SET EXERCISE :: Copy every record below exactly.
[START EXERCISE DATA]
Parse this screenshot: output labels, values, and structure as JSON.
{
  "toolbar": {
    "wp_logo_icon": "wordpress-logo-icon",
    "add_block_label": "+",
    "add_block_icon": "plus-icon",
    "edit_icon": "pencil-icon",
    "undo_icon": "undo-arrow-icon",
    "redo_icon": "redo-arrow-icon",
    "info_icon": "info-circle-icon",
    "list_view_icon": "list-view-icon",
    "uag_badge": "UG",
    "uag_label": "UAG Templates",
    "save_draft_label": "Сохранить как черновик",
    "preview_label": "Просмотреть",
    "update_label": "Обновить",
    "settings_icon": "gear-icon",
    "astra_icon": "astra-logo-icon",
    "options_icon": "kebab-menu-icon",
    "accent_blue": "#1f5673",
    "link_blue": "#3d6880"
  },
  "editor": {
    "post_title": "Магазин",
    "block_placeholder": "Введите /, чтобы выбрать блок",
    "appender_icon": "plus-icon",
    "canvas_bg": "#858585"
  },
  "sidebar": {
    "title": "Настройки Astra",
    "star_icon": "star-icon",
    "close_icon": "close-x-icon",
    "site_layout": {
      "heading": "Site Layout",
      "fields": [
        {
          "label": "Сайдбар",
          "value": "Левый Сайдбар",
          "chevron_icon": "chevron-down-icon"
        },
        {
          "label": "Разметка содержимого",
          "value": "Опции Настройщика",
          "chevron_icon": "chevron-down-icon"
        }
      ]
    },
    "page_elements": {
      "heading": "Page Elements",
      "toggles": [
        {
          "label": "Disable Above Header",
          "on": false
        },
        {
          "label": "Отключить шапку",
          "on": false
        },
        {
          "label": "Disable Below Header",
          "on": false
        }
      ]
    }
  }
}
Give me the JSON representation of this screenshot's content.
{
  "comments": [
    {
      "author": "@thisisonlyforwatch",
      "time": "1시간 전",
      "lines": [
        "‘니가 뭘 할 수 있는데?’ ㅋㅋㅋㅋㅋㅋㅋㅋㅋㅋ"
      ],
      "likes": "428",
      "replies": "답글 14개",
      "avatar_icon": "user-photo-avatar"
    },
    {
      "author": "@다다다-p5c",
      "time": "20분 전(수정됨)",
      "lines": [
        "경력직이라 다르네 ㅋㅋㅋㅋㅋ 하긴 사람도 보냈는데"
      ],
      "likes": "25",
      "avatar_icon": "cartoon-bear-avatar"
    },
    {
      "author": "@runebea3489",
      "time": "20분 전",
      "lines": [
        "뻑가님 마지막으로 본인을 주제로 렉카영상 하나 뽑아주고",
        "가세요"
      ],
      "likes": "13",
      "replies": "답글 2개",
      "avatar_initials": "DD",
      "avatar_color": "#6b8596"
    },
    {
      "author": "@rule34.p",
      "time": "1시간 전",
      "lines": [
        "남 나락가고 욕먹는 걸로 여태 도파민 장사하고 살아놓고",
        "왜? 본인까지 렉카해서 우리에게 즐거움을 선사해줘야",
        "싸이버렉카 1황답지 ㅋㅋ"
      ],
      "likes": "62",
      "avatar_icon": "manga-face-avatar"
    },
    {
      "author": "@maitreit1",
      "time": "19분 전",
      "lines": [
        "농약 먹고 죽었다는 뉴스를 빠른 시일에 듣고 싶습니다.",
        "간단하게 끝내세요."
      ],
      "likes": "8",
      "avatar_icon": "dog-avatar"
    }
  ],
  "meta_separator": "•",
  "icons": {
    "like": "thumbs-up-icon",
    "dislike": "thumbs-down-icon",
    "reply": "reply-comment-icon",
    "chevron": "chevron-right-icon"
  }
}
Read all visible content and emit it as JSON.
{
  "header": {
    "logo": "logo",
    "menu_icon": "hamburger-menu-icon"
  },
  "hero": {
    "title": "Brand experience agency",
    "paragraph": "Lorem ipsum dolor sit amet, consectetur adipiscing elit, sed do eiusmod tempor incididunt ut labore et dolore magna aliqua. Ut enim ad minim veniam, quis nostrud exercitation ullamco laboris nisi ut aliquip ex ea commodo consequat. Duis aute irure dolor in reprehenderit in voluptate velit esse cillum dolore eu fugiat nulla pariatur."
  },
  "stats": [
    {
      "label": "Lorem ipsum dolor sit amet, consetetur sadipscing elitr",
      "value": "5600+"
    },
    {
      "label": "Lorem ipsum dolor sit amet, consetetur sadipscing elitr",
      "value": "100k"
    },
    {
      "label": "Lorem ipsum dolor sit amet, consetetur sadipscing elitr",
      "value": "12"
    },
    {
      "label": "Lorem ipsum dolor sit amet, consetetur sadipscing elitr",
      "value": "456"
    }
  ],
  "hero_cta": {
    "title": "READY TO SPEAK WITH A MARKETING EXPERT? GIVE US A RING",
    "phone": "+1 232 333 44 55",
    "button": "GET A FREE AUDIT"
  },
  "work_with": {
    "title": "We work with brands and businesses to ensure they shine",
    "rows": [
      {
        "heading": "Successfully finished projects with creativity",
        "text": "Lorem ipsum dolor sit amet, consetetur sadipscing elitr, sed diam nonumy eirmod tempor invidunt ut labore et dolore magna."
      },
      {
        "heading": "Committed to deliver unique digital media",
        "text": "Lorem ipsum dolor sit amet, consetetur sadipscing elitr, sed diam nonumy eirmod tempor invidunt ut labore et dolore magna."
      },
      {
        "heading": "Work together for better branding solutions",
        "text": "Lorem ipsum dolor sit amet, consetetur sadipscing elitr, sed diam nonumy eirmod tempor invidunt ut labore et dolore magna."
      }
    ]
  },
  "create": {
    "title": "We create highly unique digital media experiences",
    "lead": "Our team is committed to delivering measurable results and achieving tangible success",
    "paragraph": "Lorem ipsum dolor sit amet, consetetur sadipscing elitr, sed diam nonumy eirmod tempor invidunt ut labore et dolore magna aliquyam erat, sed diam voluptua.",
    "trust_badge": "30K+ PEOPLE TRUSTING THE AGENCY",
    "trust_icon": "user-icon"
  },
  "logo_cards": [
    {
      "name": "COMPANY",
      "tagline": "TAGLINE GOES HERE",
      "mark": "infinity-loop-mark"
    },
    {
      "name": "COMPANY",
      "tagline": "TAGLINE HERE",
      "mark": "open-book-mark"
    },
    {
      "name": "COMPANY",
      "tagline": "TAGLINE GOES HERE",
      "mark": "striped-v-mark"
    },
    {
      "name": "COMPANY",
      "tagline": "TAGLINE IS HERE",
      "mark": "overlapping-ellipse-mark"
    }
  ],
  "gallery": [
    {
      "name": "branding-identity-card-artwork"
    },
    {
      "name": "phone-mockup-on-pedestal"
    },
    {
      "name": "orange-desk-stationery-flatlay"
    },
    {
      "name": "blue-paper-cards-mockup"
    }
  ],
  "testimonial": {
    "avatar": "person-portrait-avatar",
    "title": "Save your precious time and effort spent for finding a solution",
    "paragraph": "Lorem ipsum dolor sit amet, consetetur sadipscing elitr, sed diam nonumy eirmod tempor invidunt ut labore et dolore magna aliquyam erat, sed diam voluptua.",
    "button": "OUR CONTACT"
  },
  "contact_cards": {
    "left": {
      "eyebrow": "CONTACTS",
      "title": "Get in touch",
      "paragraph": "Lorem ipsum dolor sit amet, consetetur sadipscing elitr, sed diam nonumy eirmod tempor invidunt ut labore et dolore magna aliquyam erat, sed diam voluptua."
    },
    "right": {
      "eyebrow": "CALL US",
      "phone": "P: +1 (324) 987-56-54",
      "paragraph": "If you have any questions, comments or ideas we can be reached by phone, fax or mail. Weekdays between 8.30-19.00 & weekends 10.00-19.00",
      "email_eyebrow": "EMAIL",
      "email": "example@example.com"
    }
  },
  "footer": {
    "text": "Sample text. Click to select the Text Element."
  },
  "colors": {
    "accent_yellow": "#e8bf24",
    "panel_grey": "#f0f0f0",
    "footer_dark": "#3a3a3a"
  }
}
[END EXERCISE DATA]
RESULT BELOW ::
Parse this screenshot: output labels, values, and structure as JSON.
{
  "toolbar": {
    "wp_logo_icon": "wordpress-logo-icon",
    "add_block_label": "+",
    "add_block_icon": "plus-icon",
    "edit_icon": "pencil-icon",
    "undo_icon": "undo-arrow-icon",
    "redo_icon": "redo-arrow-icon",
    "info_icon": "info-circle-icon",
    "list_view_icon": "list-view-icon",
    "uag_badge": "UG",
    "uag_label": "UAG Templates",
    "save_draft_label": "Сохранить как черновик",
    "preview_label": "Просмотреть",
    "update_label": "Обновить",
    "settings_icon": "gear-icon",
    "astra_icon": "astra-logo-icon",
    "options_icon": "kebab-menu-icon",
    "accent_blue": "#1f5673",
    "link_blue": "#3d6880"
  },
  "editor": {
    "post_title": "Магазин",
    "block_placeholder": "Введите /, чтобы выбрать блок",
    "appender_icon": "plus-icon",
    "canvas_bg": "#858585"
  },
  "sidebar": {
    "title": "Настройки Astra",
    "star_icon": "star-icon",
    "close_icon": "close-x-icon",
    "site_layout": {
      "heading": "Site Layout",
      "fields": [
        {
          "label": "Сайдбар",
          "value": "Левый Сайдбар",
          "chevron_icon": "chevron-down-icon"
        },
        {
          "label": "Разметка содержимого",
          "value": "Опции Настройщика",
          "chevron_icon": "chevron-down-icon"
        }
      ]
    },
    "page_elements": {
      "heading": "Page Elements",
      "toggles": [
        {
          "label": "Disable Above Header",
          "on": false
        },
        {
          "label": "Отключить шапку",
          "on": false
        },
        {
          "label": "Disable Below Header",
          "on": false
        }
      ]
    }
  }
}
Give me the JSON representation of this screenshot's content.
{
  "comments": [
    {
      "author": "@thisisonlyforwatch",
      "time": "1시간 전",
      "lines": [
        "‘니가 뭘 할 수 있는데?’ ㅋㅋㅋㅋㅋㅋㅋㅋㅋㅋ"
      ],
      "likes": "428",
      "replies": "답글 14개",
      "avatar_icon": "user-photo-avatar"
    },
    {
      "author": "@다다다-p5c",
      "time": "20분 전(수정됨)",
      "lines": [
        "경력직이라 다르네 ㅋㅋㅋㅋㅋ 하긴 사람도 보냈는데"
      ],
      "likes": "25",
      "avatar_icon": "cartoon-bear-avatar"
    },
    {
      "author": "@runebea3489",
      "time": "20분 전",
      "lines": [
        "뻑가님 마지막으로 본인을 주제로 렉카영상 하나 뽑아주고",
        "가세요"
      ],
      "likes": "13",
      "replies": "답글 2개",
      "avatar_initials": "DD",
      "avatar_color": "#6b8596"
    },
    {
      "author": "@rule34.p",
      "time": "1시간 전",
      "lines": [
        "남 나락가고 욕먹는 걸로 여태 도파민 장사하고 살아놓고",
        "왜? 본인까지 렉카해서 우리에게 즐거움을 선사해줘야",
        "싸이버렉카 1황답지 ㅋㅋ"
      ],
      "likes": "62",
      "avatar_icon": "manga-face-avatar"
    },
    {
      "author": "@maitreit1",
      "time": "19분 전",
      "lines": [
        "농약 먹고 죽었다는 뉴스를 빠른 시일에 듣고 싶습니다.",
        "간단하게 끝내세요."
      ],
      "likes": "8",
      "avatar_icon": "dog-avatar"
    }
  ],
  "meta_separator": "•",
  "icons": {
    "like": "thumbs-up-icon",
    "dislike": "thumbs-down-icon",
    "reply": "reply-comment-icon",
    "chevron": "chevron-right-icon"
  }
}
Read all visible content and emit it as JSON.
{
  "header": {
    "logo": "logo",
    "menu_icon": "hamburger-menu-icon"
  },
  "hero": {
    "title": "Brand experience agency",
    "paragraph": "Lorem ipsum dolor sit amet, consectetur adipiscing elit, sed do eiusmod tempor incididunt ut labore et dolore magna aliqua. Ut enim ad minim veniam, quis nostrud exercitation ullamco laboris nisi ut aliquip ex ea commodo consequat. Duis aute irure dolor in reprehenderit in voluptate velit esse cillum dolore eu fugiat nulla pariatur."
  },
  "stats": [
    {
      "label": "Lorem ipsum dolor sit amet, consetetur sadipscing elitr",
      "value": "5600+"
    },
    {
      "label": "Lorem ipsum dolor sit amet, consetetur sadipscing elitr",
      "value": "100k"
    },
    {
      "label": "Lorem ipsum dolor sit amet, consetetur sadipscing elitr",
      "value": "12"
    },
    {
      "label": "Lorem ipsum dolor sit amet, consetetur sadipscing elitr",
      "value": "456"
    }
  ],
  "hero_cta": {
    "title": "READY TO SPEAK WITH A MARKETING EXPERT? GIVE US A RING",
    "phone": "+1 232 333 44 55",
    "button": "GET A FREE AUDIT"
  },
  "work_with": {
    "title": "We work with brands and businesses to ensure they shine",
    "rows": [
      {
        "heading": "Successfully finished projects with creativity",
        "text": "Lorem ipsum dolor sit amet, consetetur sadipscing elitr, sed diam nonumy eirmod tempor invidunt ut labore et dolore magna."
      },
      {
        "heading": "Committed to deliver unique digital media",
        "text": "Lorem ipsum dolor sit amet, consetetur sadipscing elitr, sed diam nonumy eirmod tempor invidunt ut labore et dolore magna."
      },
      {
        "heading": "Work together for better branding solutions",
        "text": "Lorem ipsum dolor sit amet, consetetur sadipscing elitr, sed diam nonumy eirmod tempor invidunt ut labore et dolore magna."
      }
    ]
  },
  "create": {
    "title": "We create highly unique digital media experiences",
    "lead": "Our team is committed to delivering measurable results and achieving tangible success",
    "paragraph": "Lorem ipsum dolor sit amet, consetetur sadipscing elitr, sed diam nonumy eirmod tempor invidunt ut labore et dolore magna aliquyam erat, sed diam voluptua.",
    "trust_badge": "30K+ PEOPLE TRUSTING THE AGENCY",
    "trust_icon": "user-icon"
  },
  "logo_cards": [
    {
      "name": "COMPANY",
      "tagline": "TAGLINE GOES HERE",
      "mark": "infinity-loop-mark"
    },
    {
      "name": "COMPANY",
      "tagline": "TAGLINE HERE",
      "mark": "open-book-mark"
    },
    {
      "name": "COMPANY",
      "tagline": "TAGLINE GOES HERE",
      "mark": "striped-v-mark"
    },
    {
      "name": "COMPANY",
      "tagline": "TAGLINE IS HERE",
      "mark": "overlapping-ellipse-mark"
    }
  ],
  "gallery": [
    {
      "name": "branding-identity-card-artwork"
    },
    {
      "name": "phone-mockup-on-pedestal"
    },
    {
      "name": "orange-desk-stationery-flatlay"
    },
    {
      "name": "blue-paper-cards-mockup"
    }
  ],
  "testimonial": {
    "avatar": "person-portrait-avatar",
    "title": "Save your precious time and effort spent for finding a solution",
    "paragraph": "Lorem ipsum dolor sit amet, consetetur sadipscing elitr, sed diam nonumy eirmod tempor invidunt ut labore et dolore magna aliquyam erat, sed diam voluptua.",
    "button": "OUR CONTACT"
  },
  "contact_cards": {
    "left": {
      "eyebrow": "CONTACTS",
      "title": "Get in touch",
      "paragraph": "Lorem ipsum dolor sit amet, consetetur sadipscing elitr, sed diam nonumy eirmod tempor invidunt ut labore et dolore magna aliquyam erat, sed diam voluptua."
    },
    "right": {
      "eyebrow": "CALL US",
      "phone": "P: +1 (324) 987-56-54",
      "paragraph": "If you have any questions, comments or ideas we can be reached by phone, fax or mail. Weekdays between 8.30-19.00 & weekends 10.00-19.00",
      "email_eyebrow": "EMAIL",
      "email": "example@example.com"
    }
  },
  "footer": {
    "text": "Sample text. Click to select the Text Element."
  },
  "colors": {
    "accent_yellow": "#e8bf24",
    "panel_grey": "#f0f0f0",
    "footer_dark": "#3a3a3a"
  }
}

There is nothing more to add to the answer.